- [MATERIAL SHOWN]:
....

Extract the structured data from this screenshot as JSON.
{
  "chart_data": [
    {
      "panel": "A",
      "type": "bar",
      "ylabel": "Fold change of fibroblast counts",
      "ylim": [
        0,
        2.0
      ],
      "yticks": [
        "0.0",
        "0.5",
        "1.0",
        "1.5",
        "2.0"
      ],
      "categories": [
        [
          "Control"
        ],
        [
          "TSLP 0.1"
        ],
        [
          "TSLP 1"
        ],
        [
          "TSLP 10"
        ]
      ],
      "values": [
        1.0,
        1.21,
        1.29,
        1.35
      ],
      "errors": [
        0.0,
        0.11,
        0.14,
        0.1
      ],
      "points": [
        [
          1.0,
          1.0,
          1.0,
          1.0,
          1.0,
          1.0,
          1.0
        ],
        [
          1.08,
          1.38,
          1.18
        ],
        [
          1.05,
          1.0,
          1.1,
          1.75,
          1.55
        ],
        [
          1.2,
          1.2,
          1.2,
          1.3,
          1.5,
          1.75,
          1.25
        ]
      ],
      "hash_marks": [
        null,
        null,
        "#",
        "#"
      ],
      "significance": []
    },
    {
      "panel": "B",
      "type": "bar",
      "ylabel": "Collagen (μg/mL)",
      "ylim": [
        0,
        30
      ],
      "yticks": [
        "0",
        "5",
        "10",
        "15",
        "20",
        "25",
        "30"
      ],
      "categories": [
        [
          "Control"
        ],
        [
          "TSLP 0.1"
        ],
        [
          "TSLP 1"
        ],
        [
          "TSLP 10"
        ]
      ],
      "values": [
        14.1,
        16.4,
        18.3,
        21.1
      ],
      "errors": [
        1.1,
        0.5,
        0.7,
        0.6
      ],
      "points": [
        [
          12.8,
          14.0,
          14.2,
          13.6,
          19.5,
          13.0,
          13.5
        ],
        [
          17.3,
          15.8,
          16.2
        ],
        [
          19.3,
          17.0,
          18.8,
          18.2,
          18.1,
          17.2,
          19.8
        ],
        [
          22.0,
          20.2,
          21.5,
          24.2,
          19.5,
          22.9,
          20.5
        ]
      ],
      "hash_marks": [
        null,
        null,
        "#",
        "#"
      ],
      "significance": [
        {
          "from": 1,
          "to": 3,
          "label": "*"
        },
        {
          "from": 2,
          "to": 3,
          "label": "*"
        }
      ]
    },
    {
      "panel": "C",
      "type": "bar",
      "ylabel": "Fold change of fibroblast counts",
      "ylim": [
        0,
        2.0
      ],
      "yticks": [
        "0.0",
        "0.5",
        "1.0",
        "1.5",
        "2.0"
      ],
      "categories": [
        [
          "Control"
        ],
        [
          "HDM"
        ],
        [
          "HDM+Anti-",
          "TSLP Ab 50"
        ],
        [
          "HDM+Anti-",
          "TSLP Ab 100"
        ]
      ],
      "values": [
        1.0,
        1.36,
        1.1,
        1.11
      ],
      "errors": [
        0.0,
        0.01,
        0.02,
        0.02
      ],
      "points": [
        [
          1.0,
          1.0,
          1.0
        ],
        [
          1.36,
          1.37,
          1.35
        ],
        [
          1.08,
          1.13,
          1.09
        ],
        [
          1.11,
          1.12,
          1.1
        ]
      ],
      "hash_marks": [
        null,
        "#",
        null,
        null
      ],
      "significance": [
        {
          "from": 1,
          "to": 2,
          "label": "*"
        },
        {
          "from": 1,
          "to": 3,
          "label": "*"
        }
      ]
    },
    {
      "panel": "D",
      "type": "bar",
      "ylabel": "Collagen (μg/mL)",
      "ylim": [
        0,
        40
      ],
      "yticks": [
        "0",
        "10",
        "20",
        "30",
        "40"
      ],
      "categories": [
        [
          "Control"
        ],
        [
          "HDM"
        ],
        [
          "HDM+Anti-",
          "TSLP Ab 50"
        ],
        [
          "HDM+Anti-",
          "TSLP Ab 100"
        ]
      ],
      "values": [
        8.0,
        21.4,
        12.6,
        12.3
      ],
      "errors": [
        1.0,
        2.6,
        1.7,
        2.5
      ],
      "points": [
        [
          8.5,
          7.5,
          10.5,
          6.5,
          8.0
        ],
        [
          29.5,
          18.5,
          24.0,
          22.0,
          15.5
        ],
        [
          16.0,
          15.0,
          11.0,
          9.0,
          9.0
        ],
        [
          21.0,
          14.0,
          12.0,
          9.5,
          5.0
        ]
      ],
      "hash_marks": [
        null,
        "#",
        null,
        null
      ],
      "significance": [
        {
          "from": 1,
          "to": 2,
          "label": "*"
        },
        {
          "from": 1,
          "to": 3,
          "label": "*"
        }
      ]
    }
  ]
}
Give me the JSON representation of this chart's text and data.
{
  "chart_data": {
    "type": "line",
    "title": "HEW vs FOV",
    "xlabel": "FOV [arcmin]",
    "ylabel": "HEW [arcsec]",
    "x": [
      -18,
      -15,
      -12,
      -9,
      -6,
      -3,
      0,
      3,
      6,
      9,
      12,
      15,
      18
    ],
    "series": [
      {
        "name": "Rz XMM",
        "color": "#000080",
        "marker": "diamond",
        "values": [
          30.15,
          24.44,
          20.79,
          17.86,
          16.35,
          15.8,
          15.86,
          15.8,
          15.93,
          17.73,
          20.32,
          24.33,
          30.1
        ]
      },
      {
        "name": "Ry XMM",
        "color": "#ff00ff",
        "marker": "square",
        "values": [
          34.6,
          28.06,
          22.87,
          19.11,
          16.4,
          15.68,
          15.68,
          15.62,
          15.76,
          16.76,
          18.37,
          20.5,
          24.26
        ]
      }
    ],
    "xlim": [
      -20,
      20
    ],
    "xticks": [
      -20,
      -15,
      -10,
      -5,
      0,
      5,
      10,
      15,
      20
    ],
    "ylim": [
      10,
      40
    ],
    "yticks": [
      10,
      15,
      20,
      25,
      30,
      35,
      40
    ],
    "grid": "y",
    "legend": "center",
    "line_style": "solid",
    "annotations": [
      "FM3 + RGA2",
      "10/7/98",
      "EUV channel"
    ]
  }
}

....

- [SET EXERCISE]: Return each entry from the material above exactly as it appears.

- [RESULT OF THE EXERCISE]:
Extract the structured data from this screenshot as JSON.
{
  "chart_data": [
    {
      "panel": "A",
      "type": "bar",
      "ylabel": "Fold change of fibroblast counts",
      "ylim": [
        0,
        2.0
      ],
      "yticks": [
        "0.0",
        "0.5",
        "1.0",
        "1.5",
        "2.0"
      ],
      "categories": [
        [
          "Control"
        ],
        [
          "TSLP 0.1"
        ],
        [
          "TSLP 1"
        ],
        [
          "TSLP 10"
        ]
      ],
      "values": [
        1.0,
        1.21,
        1.29,
        1.35
      ],
      "errors": [
        0.0,
        0.11,
        0.14,
        0.1
      ],
      "points": [
        [
          1.0,
          1.0,
          1.0,
          1.0,
          1.0,
          1.0,
          1.0
        ],
        [
          1.08,
          1.38,
          1.18
        ],
        [
          1.05,
          1.0,
          1.1,
          1.75,
          1.55
        ],
        [
          1.2,
          1.2,
          1.2,
          1.3,
          1.5,
          1.75,
          1.25
        ]
      ],
      "hash_marks": [
        null,
        null,
        "#",
        "#"
      ],
      "significance": []
    },
    {
      "panel": "B",
      "type": "bar",
      "ylabel": "Collagen (μg/mL)",
      "ylim": [
        0,
        30
      ],
      "yticks": [
        "0",
        "5",
        "10",
        "15",
        "20",
        "25",
        "30"
      ],
      "categories": [
        [
          "Control"
        ],
        [
          "TSLP 0.1"
        ],
        [
          "TSLP 1"
        ],
        [
          "TSLP 10"
        ]
      ],
      "values": [
        14.1,
        16.4,
        18.3,
        21.1
      ],
      "errors": [
        1.1,
        0.5,
        0.7,
        0.6
      ],
      "points": [
        [
          12.8,
          14.0,
          14.2,
          13.6,
          19.5,
          13.0,
          13.5
        ],
        [
          17.3,
          15.8,
          16.2
        ],
        [
          19.3,
          17.0,
          18.8,
          18.2,
          18.1,
          17.2,
          19.8
        ],
        [
          22.0,
          20.2,
          21.5,
          24.2,
          19.5,
          22.9,
          20.5
        ]
      ],
      "hash_marks": [
        null,
        null,
        "#",
        "#"
      ],
      "significance": [
        {
          "from": 1,
          "to": 3,
          "label": "*"
        },
        {
          "from": 2,
          "to": 3,
          "label": "*"
        }
      ]
    },
    {
      "panel": "C",
      "type": "bar",
      "ylabel": "Fold change of fibroblast counts",
      "ylim": [
        0,
        2.0
      ],
      "yticks": [
        "0.0",
        "0.5",
        "1.0",
        "1.5",
        "2.0"
      ],
      "categories": [
        [
          "Control"
        ],
        [
          "HDM"
        ],
        [
          "HDM+Anti-",
          "TSLP Ab 50"
        ],
        [
          "HDM+Anti-",
          "TSLP Ab 100"
        ]
      ],
      "values": [
        1.0,
        1.36,
        1.1,
        1.11
      ],
      "errors": [
        0.0,
        0.01,
        0.02,
        0.02
      ],
      "points": [
        [
          1.0,
          1.0,
          1.0
        ],
        [
          1.36,
          1.37,
          1.35
        ],
        [
          1.08,
          1.13,
          1.09
        ],
        [
          1.11,
          1.12,
          1.1
        ]
      ],
      "hash_marks": [
        null,
        "#",
        null,
        null
      ],
      "significance": [
        {
          "from": 1,
          "to": 2,
          "label": "*"
        },
        {
          "from": 1,
          "to": 3,
          "label": "*"
        }
      ]
    },
    {
      "panel": "D",
      "type": "bar",
      "ylabel": "Collagen (μg/mL)",
      "ylim": [
        0,
        40
      ],
      "yticks": [
        "0",
        "10",
        "20",
        "30",
        "40"
      ],
      "categories": [
        [
          "Control"
        ],
        [
          "HDM"
        ],
        [
          "HDM+Anti-",
          "TSLP Ab 50"
        ],
        [
          "HDM+Anti-",
          "TSLP Ab 100"
        ]
      ],
      "values": [
        8.0,
        21.4,
        12.6,
        12.3
      ],
      "errors": [
        1.0,
        2.6,
        1.7,
        2.5
      ],
      "points": [
        [
          8.5,
          7.5,
          10.5,
          6.5,
          8.0
        ],
        [
          29.5,
          18.5,
          24.0,
          22.0,
          15.5
        ],
        [
          16.0,
          15.0,
          11.0,
          9.0,
          9.0
        ],
        [
          21.0,
          14.0,
          12.0,
          9.5,
          5.0
        ]
      ],
      "hash_marks": [
        null,
        "#",
        null,
        null
      ],
      "significance": [
        {
          "from": 1,
          "to": 2,
          "label": "*"
        },
        {
          "from": 1,
          "to": 3,
          "label": "*"
        }
      ]
    }
  ]
}
Give me the JSON representation of this chart's text and data.
{
  "chart_data": {
    "type": "line",
    "title": "HEW vs FOV",
    "xlabel": "FOV [arcmin]",
    "ylabel": "HEW [arcsec]",
    "x": [
      -18,
      -15,
      -12,
      -9,
      -6,
      -3,
      0,
      3,
      6,
      9,
      12,
      15,
      18
    ],
    "series": [
      {
        "name": "Rz XMM",
        "color": "#000080",
        "marker": "diamond",
        "values": [
          30.15,
          24.44,
          20.79,
          17.86,
          16.35,
          15.8,
          15.86,
          15.8,
          15.93,
          17.73,
          20.32,
          24.33,
          30.1
        ]
      },
      {
        "name": "Ry XMM",
        "color": "#ff00ff",
        "marker": "square",
        "values": [
          34.6,
          28.06,
          22.87,
          19.11,
          16.4,
          15.68,
          15.68,
          15.62,
          15.76,
          16.76,
          18.37,
          20.5,
          24.26
        ]
      }
    ],
    "xlim": [
      -20,
      20
    ],
    "xticks": [
      -20,
      -15,
      -10,
      -5,
      0,
      5,
      10,
      15,
      20
    ],
    "ylim": [
      10,
      40
    ],
    "yticks": [
      10,
      15,
      20,
      25,
      30,
      35,
      40
    ],
    "grid": "y",
    "legend": "center",
    "line_style": "solid",
    "annotations": [
      "FM3 + RGA2",
      "10/7/98",
      "EUV channel"
    ]
  }
}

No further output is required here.